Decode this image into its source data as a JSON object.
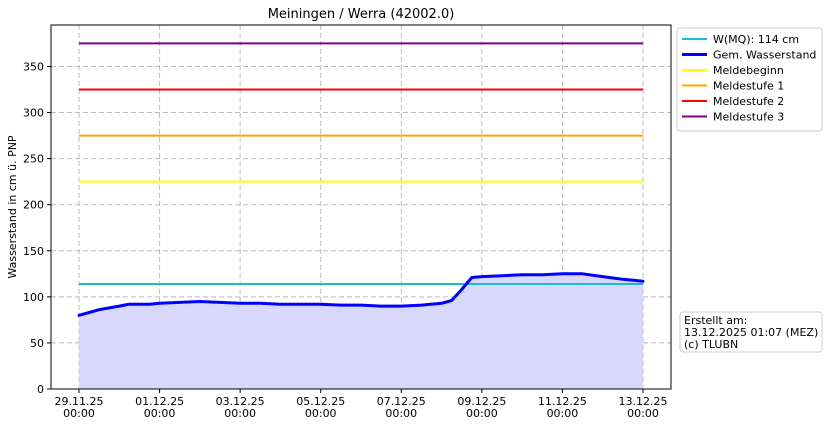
{
  "chart_data": {
    "type": "line",
    "title": "Meiningen / Werra (42002.0)",
    "ylabel": "Wasserstand in cm ü. PNP",
    "xlabel": "",
    "x_range": [
      "2025-11-29 00:00",
      "2025-12-13 00:00"
    ],
    "ylim": [
      0,
      395
    ],
    "grid": true,
    "legend_position": "outside-right-top",
    "x_ticks": [
      {
        "date": "2025-11-29",
        "line1": "29.11.25",
        "line2": "00:00"
      },
      {
        "date": "2025-12-01",
        "line1": "01.12.25",
        "line2": "00:00"
      },
      {
        "date": "2025-12-03",
        "line1": "03.12.25",
        "line2": "00:00"
      },
      {
        "date": "2025-12-05",
        "line1": "05.12.25",
        "line2": "00:00"
      },
      {
        "date": "2025-12-07",
        "line1": "07.12.25",
        "line2": "00:00"
      },
      {
        "date": "2025-12-09",
        "line1": "09.12.25",
        "line2": "00:00"
      },
      {
        "date": "2025-12-11",
        "line1": "11.12.25",
        "line2": "00:00"
      },
      {
        "date": "2025-12-13",
        "line1": "13.12.25",
        "line2": "00:00"
      }
    ],
    "y_ticks": [
      0,
      50,
      100,
      150,
      200,
      250,
      300,
      350
    ],
    "thresholds": [
      {
        "name": "W(MQ): 114 cm",
        "value": 114,
        "color": "#17becf"
      },
      {
        "name": "Meldebeginn",
        "value": 225,
        "color": "#ffff00"
      },
      {
        "name": "Meldestufe 1",
        "value": 275,
        "color": "#ffa500"
      },
      {
        "name": "Meldestufe 2",
        "value": 325,
        "color": "#ff0000"
      },
      {
        "name": "Meldestufe 3",
        "value": 375,
        "color": "#800080"
      }
    ],
    "series": [
      {
        "name": "Gem. Wasserstand",
        "color": "#0000ff",
        "fill": "#d8d8ff",
        "points": [
          [
            "2025-11-29 00:00",
            80
          ],
          [
            "2025-11-29 06:00",
            83
          ],
          [
            "2025-11-29 12:00",
            86
          ],
          [
            "2025-11-29 18:00",
            88
          ],
          [
            "2025-11-30 00:00",
            90
          ],
          [
            "2025-11-30 06:00",
            92
          ],
          [
            "2025-11-30 12:00",
            92
          ],
          [
            "2025-11-30 18:00",
            92
          ],
          [
            "2025-12-01 00:00",
            93
          ],
          [
            "2025-12-01 12:00",
            94
          ],
          [
            "2025-12-02 00:00",
            95
          ],
          [
            "2025-12-02 12:00",
            94
          ],
          [
            "2025-12-03 00:00",
            93
          ],
          [
            "2025-12-03 12:00",
            93
          ],
          [
            "2025-12-04 00:00",
            92
          ],
          [
            "2025-12-04 12:00",
            92
          ],
          [
            "2025-12-05 00:00",
            92
          ],
          [
            "2025-12-05 12:00",
            91
          ],
          [
            "2025-12-06 00:00",
            91
          ],
          [
            "2025-12-06 12:00",
            90
          ],
          [
            "2025-12-07 00:00",
            90
          ],
          [
            "2025-12-07 12:00",
            91
          ],
          [
            "2025-12-08 00:00",
            93
          ],
          [
            "2025-12-08 06:00",
            96
          ],
          [
            "2025-12-08 12:00",
            108
          ],
          [
            "2025-12-08 18:00",
            121
          ],
          [
            "2025-12-09 00:00",
            122
          ],
          [
            "2025-12-09 12:00",
            123
          ],
          [
            "2025-12-10 00:00",
            124
          ],
          [
            "2025-12-10 12:00",
            124
          ],
          [
            "2025-12-11 00:00",
            125
          ],
          [
            "2025-12-11 12:00",
            125
          ],
          [
            "2025-12-12 00:00",
            122
          ],
          [
            "2025-12-12 12:00",
            119
          ],
          [
            "2025-12-13 00:00",
            117
          ]
        ]
      }
    ],
    "legend": [
      {
        "label": "W(MQ): 114 cm",
        "color": "#17becf",
        "width": 2
      },
      {
        "label": "Gem. Wasserstand",
        "color": "#0000ff",
        "width": 3
      },
      {
        "label": "Meldebeginn",
        "color": "#ffff00",
        "width": 2
      },
      {
        "label": "Meldestufe 1",
        "color": "#ffa500",
        "width": 2
      },
      {
        "label": "Meldestufe 2",
        "color": "#ff0000",
        "width": 2
      },
      {
        "label": "Meldestufe 3",
        "color": "#800080",
        "width": 2
      }
    ],
    "annotation": [
      "Erstellt am:",
      "13.12.2025 01:07 (MEZ)",
      "(c) TLUBN"
    ]
  }
}
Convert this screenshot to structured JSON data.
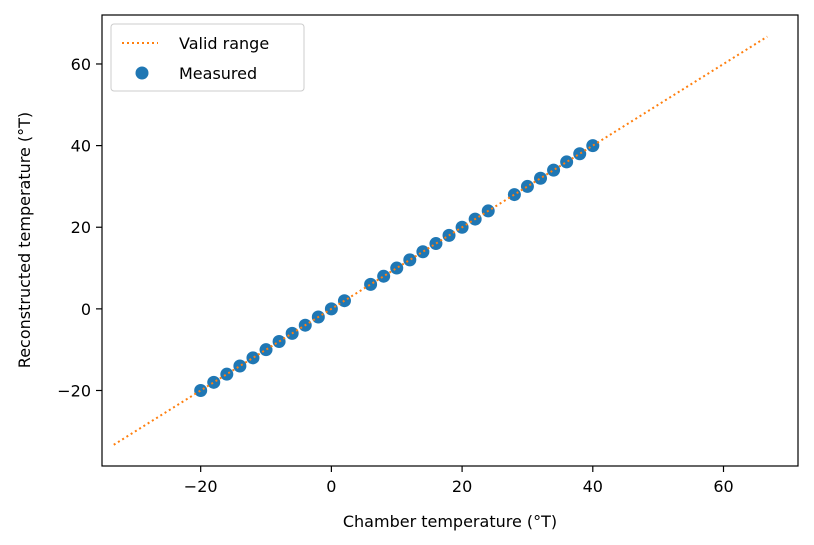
{
  "chart_data": {
    "type": "scatter",
    "xlabel": "Chamber temperature (°T)",
    "ylabel": "Reconstructed temperature (°T)",
    "xlim": [
      -35.1,
      71.4
    ],
    "ylim": [
      -38.5,
      72.0
    ],
    "xticks": [
      -20,
      0,
      20,
      40,
      60
    ],
    "yticks": [
      -20,
      0,
      20,
      40,
      60
    ],
    "xtick_labels": [
      "−20",
      "0",
      "20",
      "40",
      "60"
    ],
    "ytick_labels": [
      "−20",
      "0",
      "20",
      "40",
      "60"
    ],
    "grid": false,
    "legend": {
      "position": "upper-left"
    },
    "series": [
      {
        "name": "Valid range",
        "kind": "line",
        "style": "dotted",
        "color": "#ff7f0e",
        "x": [
          -33.3,
          66.7
        ],
        "y": [
          -33.3,
          66.7
        ]
      },
      {
        "name": "Measured",
        "kind": "scatter",
        "color": "#1f77b4",
        "x": [
          -20,
          -18,
          -16,
          -14,
          -12,
          -10,
          -8,
          -6,
          -4,
          -2,
          0,
          2,
          6,
          8,
          10,
          12,
          14,
          16,
          18,
          20,
          22,
          24,
          28,
          30,
          32,
          34,
          36,
          38,
          40
        ],
        "y": [
          -20,
          -18,
          -16,
          -14,
          -12,
          -10,
          -8,
          -6,
          -4,
          -2,
          0,
          2,
          6,
          8,
          10,
          12,
          14,
          16,
          18,
          20,
          22,
          24,
          28,
          30,
          32,
          34,
          36,
          38,
          40
        ]
      }
    ]
  }
}
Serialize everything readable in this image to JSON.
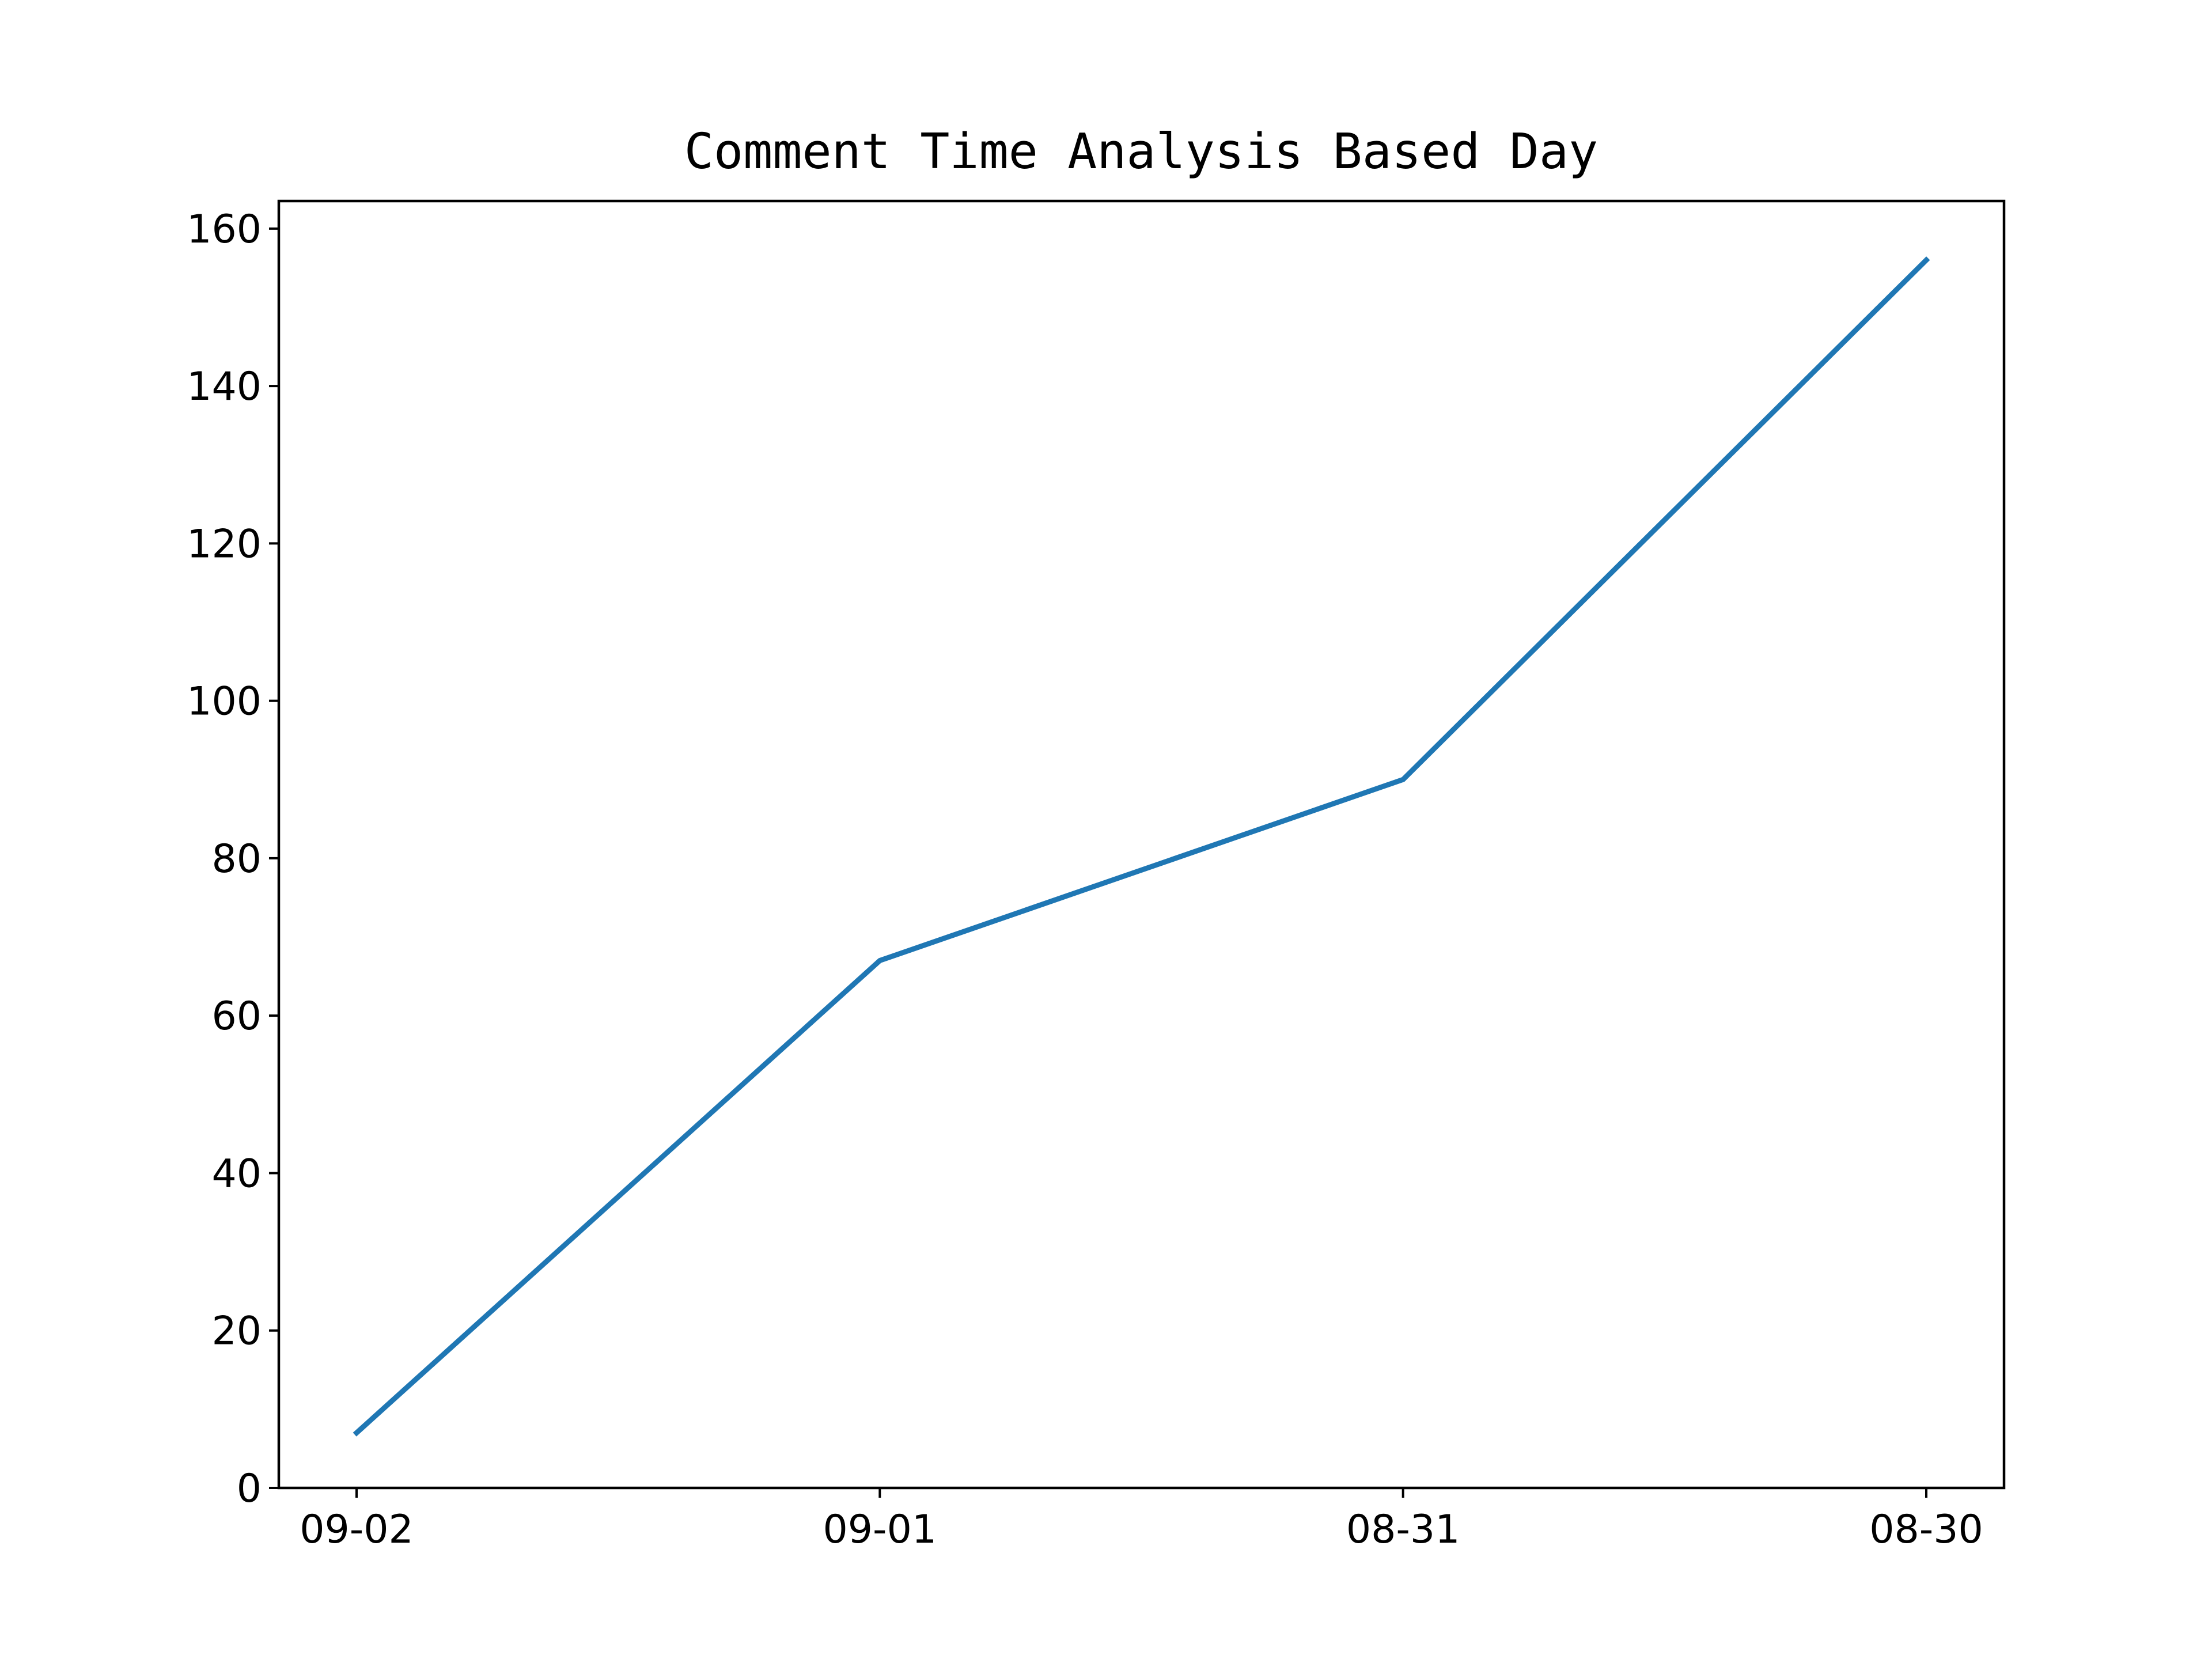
{
  "chart_data": {
    "type": "line",
    "title": "Comment Time Analysis Based Day",
    "xlabel": "",
    "ylabel": "",
    "categories": [
      "09-02",
      "09-01",
      "08-31",
      "08-30"
    ],
    "series": [
      {
        "values": [
          7,
          67,
          90,
          156
        ],
        "color": "#1f77b4"
      }
    ],
    "ylim": [
      0,
      163.5
    ],
    "yticks": [
      0,
      20,
      40,
      60,
      80,
      100,
      120,
      140,
      160
    ],
    "grid": false,
    "legend": "none"
  }
}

---*---

• Objective
Without the pictures, write out every entry precisely as it appears.

• The response
Decode this image into its source data as a JSON object.
{
  "chart_data": {
    "type": "line",
    "title": "Meiningen / Werra (42002.0)",
    "ylabel": "Wasserstand in cm ü. PNP",
    "xlabel": "",
    "x_range": [
      "2025-11-29 00:00",
      "2025-12-13 00:00"
    ],
    "ylim": [
      0,
      395
    ],
    "grid": true,
    "legend_position": "outside-right-top",
    "x_ticks": [
      {
        "date": "2025-11-29",
        "line1": "29.11.25",
        "line2": "00:00"
      },
      {
        "date": "2025-12-01",
        "line1": "01.12.25",
        "line2": "00:00"
      },
      {
        "date": "2025-12-03",
        "line1": "03.12.25",
        "line2": "00:00"
      },
      {
        "date": "2025-12-05",
        "line1": "05.12.25",
        "line2": "00:00"
      },
      {
        "date": "2025-12-07",
        "line1": "07.12.25",
        "line2": "00:00"
      },
      {
        "date": "2025-12-09",
        "line1": "09.12.25",
        "line2": "00:00"
      },
      {
        "date": "2025-12-11",
        "line1": "11.12.25",
        "line2": "00:00"
      },
      {
        "date": "2025-12-13",
        "line1": "13.12.25",
        "line2": "00:00"
      }
    ],
    "y_ticks": [
      0,
      50,
      100,
      150,
      200,
      250,
      300,
      350
    ],
    "thresholds": [
      {
        "name": "W(MQ): 114 cm",
        "value": 114,
        "color": "#17becf"
      },
      {
        "name": "Meldebeginn",
        "value": 225,
        "color": "#ffff00"
      },
      {
        "name": "Meldestufe 1",
        "value": 275,
        "color": "#ffa500"
      },
      {
        "name": "Meldestufe 2",
        "value": 325,
        "color": "#ff0000"
      },
      {
        "name": "Meldestufe 3",
        "value": 375,
        "color": "#800080"
      }
    ],
    "series": [
      {
        "name": "Gem. Wasserstand",
        "color": "#0000ff",
        "fill": "#d8d8ff",
        "points": [
          [
            "2025-11-29 00:00",
            80
          ],
          [
            "2025-11-29 06:00",
            83
          ],
          [
            "2025-11-29 12:00",
            86
          ],
          [
            "2025-11-29 18:00",
            88
          ],
          [
            "2025-11-30 00:00",
            90
          ],
          [
            "2025-11-30 06:00",
            92
          ],
          [
            "2025-11-30 12:00",
            92
          ],
          [
            "2025-11-30 18:00",
            92
          ],
          [
            "2025-12-01 00:00",
            93
          ],
          [
            "2025-12-01 12:00",
            94
          ],
          [
            "2025-12-02 00:00",
            95
          ],
          [
            "2025-12-02 12:00",
            94
          ],
          [
            "2025-12-03 00:00",
            93
          ],
          [
            "2025-12-03 12:00",
            93
          ],
          [
            "2025-12-04 00:00",
            92
          ],
          [
            "2025-12-04 12:00",
            92
          ],
          [
            "2025-12-05 00:00",
            92
          ],
          [
            "2025-12-05 12:00",
            91
          ],
          [
            "2025-12-06 00:00",
            91
          ],
          [
            "2025-12-06 12:00",
            90
          ],
          [
            "2025-12-07 00:00",
            90
          ],
          [
            "2025-12-07 12:00",
            91
          ],
          [
            "2025-12-08 00:00",
            93
          ],
          [
            "2025-12-08 06:00",
            96
          ],
          [
            "2025-12-08 12:00",
            108
          ],
          [
            "2025-12-08 18:00",
            121
          ],
          [
            "2025-12-09 00:00",
            122
          ],
          [
            "2025-12-09 12:00",
            123
          ],
          [
            "2025-12-10 00:00",
            124
          ],
          [
            "2025-12-10 12:00",
            124
          ],
          [
            "2025-12-11 00:00",
            125
          ],
          [
            "2025-12-11 12:00",
            125
          ],
          [
            "2025-12-12 00:00",
            122
          ],
          [
            "2025-12-12 12:00",
            119
          ],
          [
            "2025-12-13 00:00",
            117
          ]
        ]
      }
    ],
    "legend": [
      {
        "label": "W(MQ): 114 cm",
        "color": "#17becf",
        "width": 2
      },
      {
        "label": "Gem. Wasserstand",
        "color": "#0000ff",
        "width": 3
      },
      {
        "label": "Meldebeginn",
        "color": "#ffff00",
        "width": 2
      },
      {
        "label": "Meldestufe 1",
        "color": "#ffa500",
        "width": 2
      },
      {
        "label": "Meldestufe 2",
        "color": "#ff0000",
        "width": 2
      },
      {
        "label": "Meldestufe 3",
        "color": "#800080",
        "width": 2
      }
    ],
    "annotation": [
      "Erstellt am:",
      "13.12.2025 01:07 (MEZ)",
      "(c) TLUBN"
    ]
  }
}
Convert this screenshot to structured JSON data.
{
  "chart_data": {
    "type": "scatter",
    "xlabel": "Chamber temperature (°T)",
    "ylabel": "Reconstructed temperature (°T)",
    "xlim": [
      -35.1,
      71.4
    ],
    "ylim": [
      -38.5,
      72.0
    ],
    "xticks": [
      -20,
      0,
      20,
      40,
      60
    ],
    "yticks": [
      -20,
      0,
      20,
      40,
      60
    ],
    "xtick_labels": [
      "−20",
      "0",
      "20",
      "40",
      "60"
    ],
    "ytick_labels": [
      "−20",
      "0",
      "20",
      "40",
      "60"
    ],
    "grid": false,
    "legend": {
      "position": "upper-left"
    },
    "series": [
      {
        "name": "Valid range",
        "kind": "line",
        "style": "dotted",
        "color": "#ff7f0e",
        "x": [
          -33.3,
          66.7
        ],
        "y": [
          -33.3,
          66.7
        ]
      },
      {
        "name": "Measured",
        "kind": "scatter",
        "color": "#1f77b4",
        "x": [
          -20,
          -18,
          -16,
          -14,
          -12,
          -10,
          -8,
          -6,
          -4,
          -2,
          0,
          2,
          6,
          8,
          10,
          12,
          14,
          16,
          18,
          20,
          22,
          24,
          28,
          30,
          32,
          34,
          36,
          38,
          40
        ],
        "y": [
          -20,
          -18,
          -16,
          -14,
          -12,
          -10,
          -8,
          -6,
          -4,
          -2,
          0,
          2,
          6,
          8,
          10,
          12,
          14,
          16,
          18,
          20,
          22,
          24,
          28,
          30,
          32,
          34,
          36,
          38,
          40
        ]
      }
    ]
  }
}
Serialize everything readable in this image to JSON.
{
  "chart_data": {
    "type": "line",
    "title": "Comment Time Analysis Based Day",
    "xlabel": "",
    "ylabel": "",
    "categories": [
      "09-02",
      "09-01",
      "08-31",
      "08-30"
    ],
    "series": [
      {
        "values": [
          7,
          67,
          90,
          156
        ],
        "color": "#1f77b4"
      }
    ],
    "ylim": [
      0,
      163.5
    ],
    "yticks": [
      0,
      20,
      40,
      60,
      80,
      100,
      120,
      140,
      160
    ],
    "grid": false,
    "legend": "none"
  }
}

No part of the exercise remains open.